▶ **SET TASK**: Quote each record exactly, please, leaving none out.

## Start STORED DATA

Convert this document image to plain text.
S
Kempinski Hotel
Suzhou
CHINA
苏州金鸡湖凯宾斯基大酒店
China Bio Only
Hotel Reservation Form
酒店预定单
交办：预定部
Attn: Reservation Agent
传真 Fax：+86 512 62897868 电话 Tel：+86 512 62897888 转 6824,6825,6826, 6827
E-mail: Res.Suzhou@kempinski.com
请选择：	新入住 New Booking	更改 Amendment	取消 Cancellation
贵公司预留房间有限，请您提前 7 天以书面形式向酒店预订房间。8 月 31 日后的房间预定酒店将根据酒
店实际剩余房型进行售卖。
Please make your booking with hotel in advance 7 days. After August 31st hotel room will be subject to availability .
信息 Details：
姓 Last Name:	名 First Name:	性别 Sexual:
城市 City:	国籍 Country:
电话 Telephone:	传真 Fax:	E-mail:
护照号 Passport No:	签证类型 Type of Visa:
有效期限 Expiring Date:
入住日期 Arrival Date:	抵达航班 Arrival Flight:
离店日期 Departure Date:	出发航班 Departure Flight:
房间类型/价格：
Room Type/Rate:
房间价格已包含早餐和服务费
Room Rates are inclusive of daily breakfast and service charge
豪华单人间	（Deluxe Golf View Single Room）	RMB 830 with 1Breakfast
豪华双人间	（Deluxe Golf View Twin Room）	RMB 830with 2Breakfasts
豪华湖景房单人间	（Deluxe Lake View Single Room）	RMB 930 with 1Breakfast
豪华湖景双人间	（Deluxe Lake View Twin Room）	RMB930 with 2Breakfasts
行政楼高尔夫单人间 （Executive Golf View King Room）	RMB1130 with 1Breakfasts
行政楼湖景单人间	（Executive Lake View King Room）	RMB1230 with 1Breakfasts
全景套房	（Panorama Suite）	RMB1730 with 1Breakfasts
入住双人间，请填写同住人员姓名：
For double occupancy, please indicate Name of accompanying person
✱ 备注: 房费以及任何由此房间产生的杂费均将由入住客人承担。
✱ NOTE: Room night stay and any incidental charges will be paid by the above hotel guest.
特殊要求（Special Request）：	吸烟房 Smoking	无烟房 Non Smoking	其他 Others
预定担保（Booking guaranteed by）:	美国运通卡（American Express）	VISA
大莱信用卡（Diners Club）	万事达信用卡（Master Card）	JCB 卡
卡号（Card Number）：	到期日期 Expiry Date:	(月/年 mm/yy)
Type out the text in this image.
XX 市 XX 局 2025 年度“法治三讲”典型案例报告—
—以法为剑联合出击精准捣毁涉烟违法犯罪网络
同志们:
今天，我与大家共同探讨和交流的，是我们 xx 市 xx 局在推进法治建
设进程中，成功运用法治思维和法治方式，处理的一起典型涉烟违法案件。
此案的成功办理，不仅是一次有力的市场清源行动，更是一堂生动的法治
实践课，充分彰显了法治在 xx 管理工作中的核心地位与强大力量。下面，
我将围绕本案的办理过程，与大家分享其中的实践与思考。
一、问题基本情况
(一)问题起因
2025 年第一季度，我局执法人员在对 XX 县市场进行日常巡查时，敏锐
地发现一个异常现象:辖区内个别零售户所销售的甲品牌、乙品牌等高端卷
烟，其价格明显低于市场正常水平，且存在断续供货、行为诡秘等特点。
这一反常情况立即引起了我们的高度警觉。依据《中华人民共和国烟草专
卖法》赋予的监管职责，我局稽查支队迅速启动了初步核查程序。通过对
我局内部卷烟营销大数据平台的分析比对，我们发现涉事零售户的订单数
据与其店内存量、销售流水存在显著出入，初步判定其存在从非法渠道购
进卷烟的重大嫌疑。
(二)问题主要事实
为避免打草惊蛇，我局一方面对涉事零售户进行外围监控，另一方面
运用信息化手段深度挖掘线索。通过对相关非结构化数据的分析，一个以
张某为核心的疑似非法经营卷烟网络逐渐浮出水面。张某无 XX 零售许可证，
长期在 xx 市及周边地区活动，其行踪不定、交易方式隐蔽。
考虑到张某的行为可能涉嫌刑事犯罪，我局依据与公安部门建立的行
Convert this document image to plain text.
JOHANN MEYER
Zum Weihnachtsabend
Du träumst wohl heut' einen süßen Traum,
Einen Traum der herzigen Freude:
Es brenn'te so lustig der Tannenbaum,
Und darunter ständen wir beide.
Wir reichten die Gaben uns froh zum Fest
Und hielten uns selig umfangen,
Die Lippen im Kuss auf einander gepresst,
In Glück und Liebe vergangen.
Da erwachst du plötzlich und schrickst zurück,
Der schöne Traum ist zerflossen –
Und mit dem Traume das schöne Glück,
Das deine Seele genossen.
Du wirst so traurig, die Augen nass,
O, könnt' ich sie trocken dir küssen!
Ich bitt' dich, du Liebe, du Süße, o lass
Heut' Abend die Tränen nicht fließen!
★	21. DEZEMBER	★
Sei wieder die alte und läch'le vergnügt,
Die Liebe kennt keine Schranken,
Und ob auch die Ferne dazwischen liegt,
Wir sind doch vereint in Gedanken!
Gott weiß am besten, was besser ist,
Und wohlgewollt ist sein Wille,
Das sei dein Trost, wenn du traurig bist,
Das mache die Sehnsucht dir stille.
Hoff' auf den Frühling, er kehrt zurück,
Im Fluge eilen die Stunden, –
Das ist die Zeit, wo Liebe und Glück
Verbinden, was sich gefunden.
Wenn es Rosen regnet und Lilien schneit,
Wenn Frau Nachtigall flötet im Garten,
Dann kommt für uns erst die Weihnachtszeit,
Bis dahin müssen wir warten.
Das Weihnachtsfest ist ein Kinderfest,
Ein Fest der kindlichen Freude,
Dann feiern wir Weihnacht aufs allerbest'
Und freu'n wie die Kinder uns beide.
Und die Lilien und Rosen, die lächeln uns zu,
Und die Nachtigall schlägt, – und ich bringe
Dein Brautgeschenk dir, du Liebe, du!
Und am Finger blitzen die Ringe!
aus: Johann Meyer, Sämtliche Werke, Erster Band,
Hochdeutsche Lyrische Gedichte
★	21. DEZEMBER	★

## End STORED DATA

▶ **THE RESPONSE**:
Convert this document image to plain text.
S
Kempinski Hotel
Suzhou
CHINA
苏州金鸡湖凯宾斯基大酒店
China Bio Only
Hotel Reservation Form
酒店预定单
交办：预定部
Attn: Reservation Agent
传真 Fax：+86 512 62897868 电话 Tel：+86 512 62897888 转 6824,6825,6826, 6827
E-mail: Res.Suzhou@kempinski.com
请选择：	新入住 New Booking	更改 Amendment	取消 Cancellation
贵公司预留房间有限，请您提前 7 天以书面形式向酒店预订房间。8 月 31 日后的房间预定酒店将根据酒
店实际剩余房型进行售卖。
Please make your booking with hotel in advance 7 days. After August 31st hotel room will be subject to availability .
信息 Details：
姓 Last Name:	名 First Name:	性别 Sexual:
城市 City:	国籍 Country:
电话 Telephone:	传真 Fax:	E-mail:
护照号 Passport No:	签证类型 Type of Visa:
有效期限 Expiring Date:
入住日期 Arrival Date:	抵达航班 Arrival Flight:
离店日期 Departure Date:	出发航班 Departure Flight:
房间类型/价格：
Room Type/Rate:
房间价格已包含早餐和服务费
Room Rates are inclusive of daily breakfast and service charge
豪华单人间	（Deluxe Golf View Single Room）	RMB 830 with 1Breakfast
豪华双人间	（Deluxe Golf View Twin Room）	RMB 830with 2Breakfasts
豪华湖景房单人间	（Deluxe Lake View Single Room）	RMB 930 with 1Breakfast
豪华湖景双人间	（Deluxe Lake View Twin Room）	RMB930 with 2Breakfasts
行政楼高尔夫单人间 （Executive Golf View King Room）	RMB1130 with 1Breakfasts
行政楼湖景单人间	（Executive Lake View King Room）	RMB1230 with 1Breakfasts
全景套房	（Panorama Suite）	RMB1730 with 1Breakfasts
入住双人间，请填写同住人员姓名：
For double occupancy, please indicate Name of accompanying person
✱ 备注: 房费以及任何由此房间产生的杂费均将由入住客人承担。
✱ NOTE: Room night stay and any incidental charges will be paid by the above hotel guest.
特殊要求（Special Request）：	吸烟房 Smoking	无烟房 Non Smoking	其他 Others
预定担保（Booking guaranteed by）:	美国运通卡（American Express）	VISA
大莱信用卡（Diners Club）	万事达信用卡（Master Card）	JCB 卡
卡号（Card Number）：	到期日期 Expiry Date:	(月/年 mm/yy)
Type out the text in this image.
XX 市 XX 局 2025 年度“法治三讲”典型案例报告—
—以法为剑联合出击精准捣毁涉烟违法犯罪网络
同志们:
今天，我与大家共同探讨和交流的，是我们 xx 市 xx 局在推进法治建
设进程中，成功运用法治思维和法治方式，处理的一起典型涉烟违法案件。
此案的成功办理，不仅是一次有力的市场清源行动，更是一堂生动的法治
实践课，充分彰显了法治在 xx 管理工作中的核心地位与强大力量。下面，
我将围绕本案的办理过程，与大家分享其中的实践与思考。
一、问题基本情况
(一)问题起因
2025 年第一季度，我局执法人员在对 XX 县市场进行日常巡查时，敏锐
地发现一个异常现象:辖区内个别零售户所销售的甲品牌、乙品牌等高端卷
烟，其价格明显低于市场正常水平，且存在断续供货、行为诡秘等特点。
这一反常情况立即引起了我们的高度警觉。依据《中华人民共和国烟草专
卖法》赋予的监管职责，我局稽查支队迅速启动了初步核查程序。通过对
我局内部卷烟营销大数据平台的分析比对，我们发现涉事零售户的订单数
据与其店内存量、销售流水存在显著出入，初步判定其存在从非法渠道购
进卷烟的重大嫌疑。
(二)问题主要事实
为避免打草惊蛇，我局一方面对涉事零售户进行外围监控，另一方面
运用信息化手段深度挖掘线索。通过对相关非结构化数据的分析，一个以
张某为核心的疑似非法经营卷烟网络逐渐浮出水面。张某无 XX 零售许可证，
长期在 xx 市及周边地区活动，其行踪不定、交易方式隐蔽。
考虑到张某的行为可能涉嫌刑事犯罪，我局依据与公安部门建立的行
Convert this document image to plain text.
JOHANN MEYER
Zum Weihnachtsabend
Du träumst wohl heut' einen süßen Traum,
Einen Traum der herzigen Freude:
Es brenn'te so lustig der Tannenbaum,
Und darunter ständen wir beide.
Wir reichten die Gaben uns froh zum Fest
Und hielten uns selig umfangen,
Die Lippen im Kuss auf einander gepresst,
In Glück und Liebe vergangen.
Da erwachst du plötzlich und schrickst zurück,
Der schöne Traum ist zerflossen –
Und mit dem Traume das schöne Glück,
Das deine Seele genossen.
Du wirst so traurig, die Augen nass,
O, könnt' ich sie trocken dir küssen!
Ich bitt' dich, du Liebe, du Süße, o lass
Heut' Abend die Tränen nicht fließen!
★	21. DEZEMBER	★
Sei wieder die alte und läch'le vergnügt,
Die Liebe kennt keine Schranken,
Und ob auch die Ferne dazwischen liegt,
Wir sind doch vereint in Gedanken!
Gott weiß am besten, was besser ist,
Und wohlgewollt ist sein Wille,
Das sei dein Trost, wenn du traurig bist,
Das mache die Sehnsucht dir stille.
Hoff' auf den Frühling, er kehrt zurück,
Im Fluge eilen die Stunden, –
Das ist die Zeit, wo Liebe und Glück
Verbinden, was sich gefunden.
Wenn es Rosen regnet und Lilien schneit,
Wenn Frau Nachtigall flötet im Garten,
Dann kommt für uns erst die Weihnachtszeit,
Bis dahin müssen wir warten.
Das Weihnachtsfest ist ein Kinderfest,
Ein Fest der kindlichen Freude,
Dann feiern wir Weihnacht aufs allerbest'
Und freu'n wie die Kinder uns beide.
Und die Lilien und Rosen, die lächeln uns zu,
Und die Nachtigall schlägt, – und ich bringe
Dein Brautgeschenk dir, du Liebe, du!
Und am Finger blitzen die Ringe!
aus: Johann Meyer, Sämtliche Werke, Erster Band,
Hochdeutsche Lyrische Gedichte
★	21. DEZEMBER	★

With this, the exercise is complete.